What is required: Each line that follows is to be retyped exactly.

Record excerpts:
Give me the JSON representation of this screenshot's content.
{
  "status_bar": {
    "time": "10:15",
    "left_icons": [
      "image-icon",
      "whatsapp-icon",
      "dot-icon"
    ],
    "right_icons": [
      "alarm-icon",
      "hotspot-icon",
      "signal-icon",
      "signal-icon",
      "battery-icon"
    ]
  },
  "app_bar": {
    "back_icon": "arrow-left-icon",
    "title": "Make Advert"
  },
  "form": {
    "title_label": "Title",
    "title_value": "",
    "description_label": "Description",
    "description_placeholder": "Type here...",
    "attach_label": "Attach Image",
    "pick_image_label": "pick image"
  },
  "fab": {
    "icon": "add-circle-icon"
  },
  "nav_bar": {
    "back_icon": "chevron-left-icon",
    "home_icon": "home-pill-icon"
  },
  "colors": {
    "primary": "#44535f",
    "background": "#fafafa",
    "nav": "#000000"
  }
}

Task response:
Give me the JSON representation of this screenshot's content.
{
  "status_bar": {
    "time": "10:15",
    "left_icons": [
      "image-icon",
      "whatsapp-icon",
      "dot-icon"
    ],
    "right_icons": [
      "alarm-icon",
      "hotspot-icon",
      "signal-icon",
      "signal-icon",
      "battery-icon"
    ]
  },
  "app_bar": {
    "back_icon": "arrow-left-icon",
    "title": "Make Advert"
  },
  "form": {
    "title_label": "Title",
    "title_value": "",
    "description_label": "Description",
    "description_placeholder": "Type here...",
    "attach_label": "Attach Image",
    "pick_image_label": "pick image"
  },
  "fab": {
    "icon": "add-circle-icon"
  },
  "nav_bar": {
    "back_icon": "chevron-left-icon",
    "home_icon": "home-pill-icon"
  },
  "colors": {
    "primary": "#44535f",
    "background": "#fafafa",
    "nav": "#000000"
  }
}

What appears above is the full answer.